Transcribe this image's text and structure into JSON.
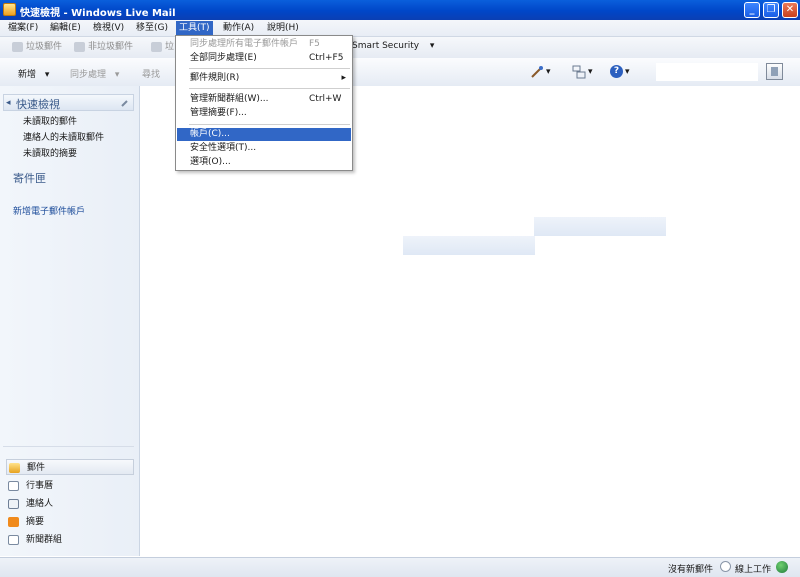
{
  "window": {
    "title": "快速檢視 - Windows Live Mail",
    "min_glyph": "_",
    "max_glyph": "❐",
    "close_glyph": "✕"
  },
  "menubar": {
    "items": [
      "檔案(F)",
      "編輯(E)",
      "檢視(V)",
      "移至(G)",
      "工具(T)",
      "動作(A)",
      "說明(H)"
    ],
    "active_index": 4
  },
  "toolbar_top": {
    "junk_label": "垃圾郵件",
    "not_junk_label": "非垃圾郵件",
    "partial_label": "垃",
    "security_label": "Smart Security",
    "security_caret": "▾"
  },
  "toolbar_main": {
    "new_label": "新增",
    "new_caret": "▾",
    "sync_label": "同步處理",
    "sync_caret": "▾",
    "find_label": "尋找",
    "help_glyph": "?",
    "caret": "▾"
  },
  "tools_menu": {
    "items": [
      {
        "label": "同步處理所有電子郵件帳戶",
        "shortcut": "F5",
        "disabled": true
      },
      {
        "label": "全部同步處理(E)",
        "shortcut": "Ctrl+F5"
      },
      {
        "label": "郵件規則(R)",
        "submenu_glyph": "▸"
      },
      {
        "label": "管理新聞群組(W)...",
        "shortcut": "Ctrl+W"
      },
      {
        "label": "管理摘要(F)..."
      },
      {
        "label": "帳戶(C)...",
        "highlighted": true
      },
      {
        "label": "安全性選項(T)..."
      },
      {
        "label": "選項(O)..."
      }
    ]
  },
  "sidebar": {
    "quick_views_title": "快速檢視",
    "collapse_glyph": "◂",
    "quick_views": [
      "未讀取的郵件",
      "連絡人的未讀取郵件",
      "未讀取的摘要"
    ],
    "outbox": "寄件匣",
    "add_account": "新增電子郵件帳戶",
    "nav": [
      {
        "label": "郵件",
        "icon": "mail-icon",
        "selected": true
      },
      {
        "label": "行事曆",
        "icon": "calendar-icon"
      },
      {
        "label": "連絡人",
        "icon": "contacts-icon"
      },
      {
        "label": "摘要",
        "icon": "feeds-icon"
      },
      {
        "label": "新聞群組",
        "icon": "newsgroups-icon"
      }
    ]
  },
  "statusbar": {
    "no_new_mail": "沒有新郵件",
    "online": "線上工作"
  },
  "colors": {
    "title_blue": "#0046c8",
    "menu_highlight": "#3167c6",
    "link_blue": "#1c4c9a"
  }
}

==

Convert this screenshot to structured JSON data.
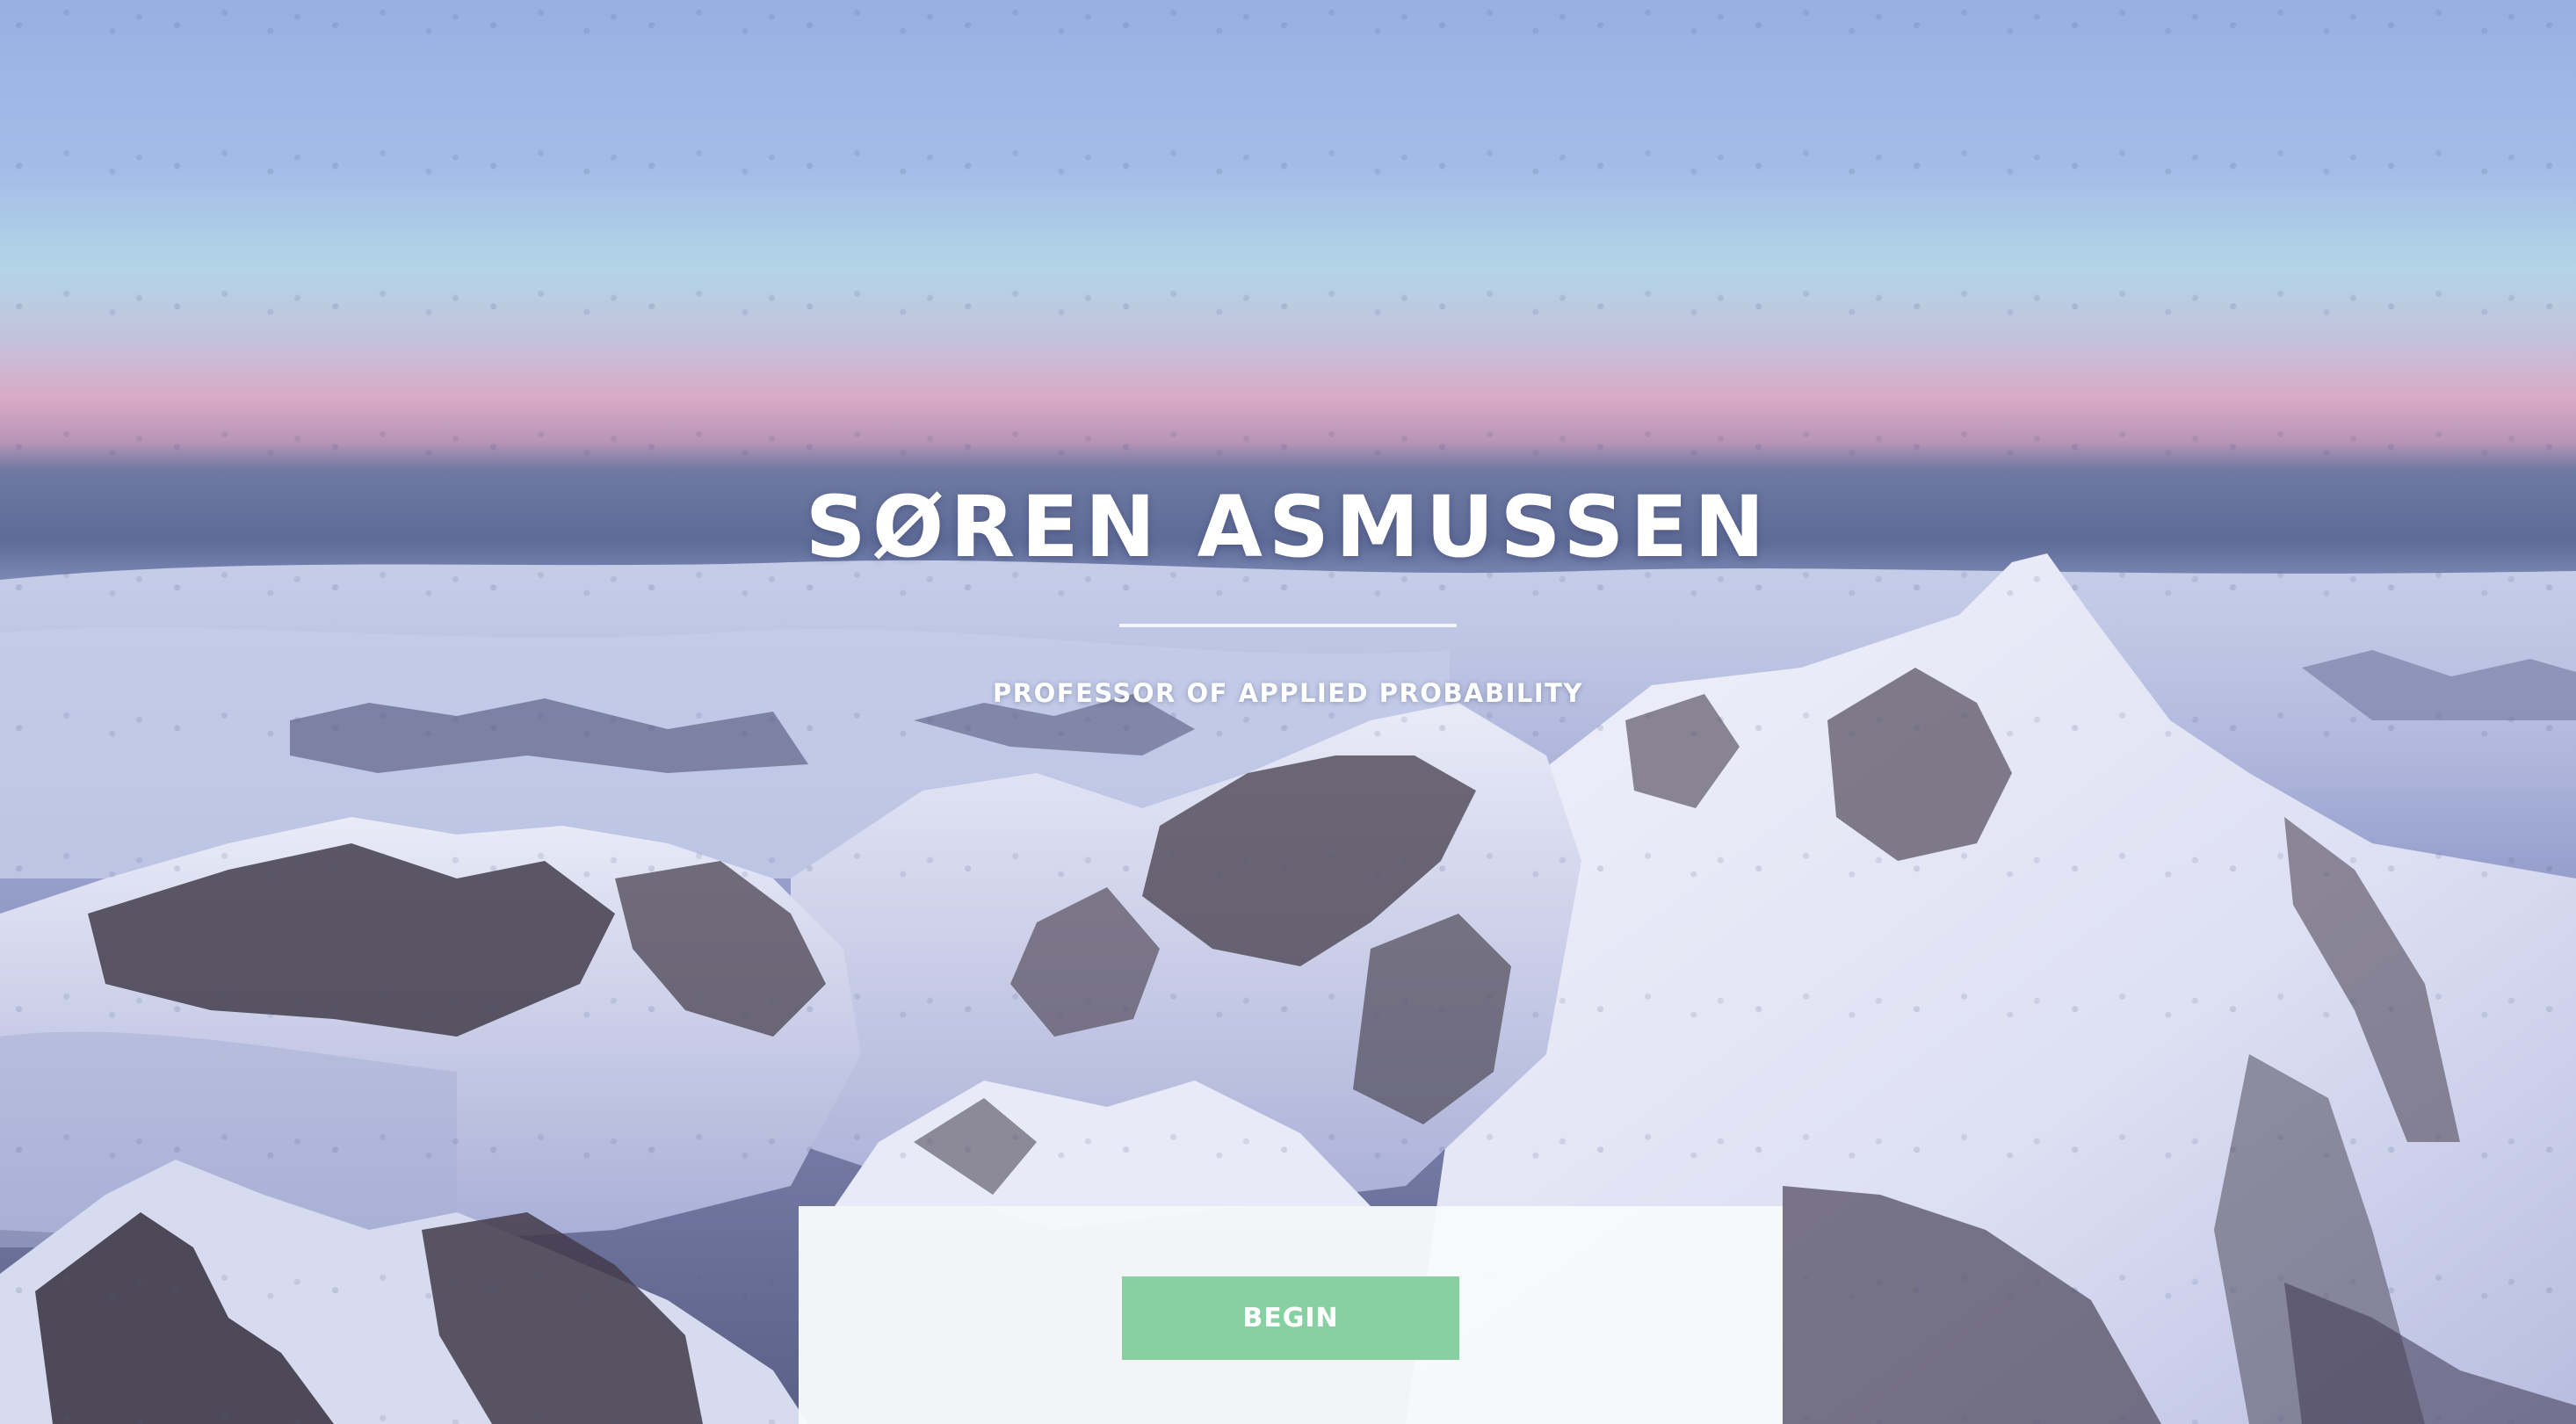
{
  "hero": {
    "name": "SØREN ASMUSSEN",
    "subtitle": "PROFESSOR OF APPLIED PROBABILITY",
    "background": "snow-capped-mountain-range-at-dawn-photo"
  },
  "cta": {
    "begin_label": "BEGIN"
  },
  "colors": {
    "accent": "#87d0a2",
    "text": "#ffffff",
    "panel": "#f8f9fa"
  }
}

EXERCISE DETAILS
For each line of the entries that includes "JSON", show that line.

FINAL ANSWER
Transcribe this image's text and structure into JSON.
Convert this screenshot to structured JSON data.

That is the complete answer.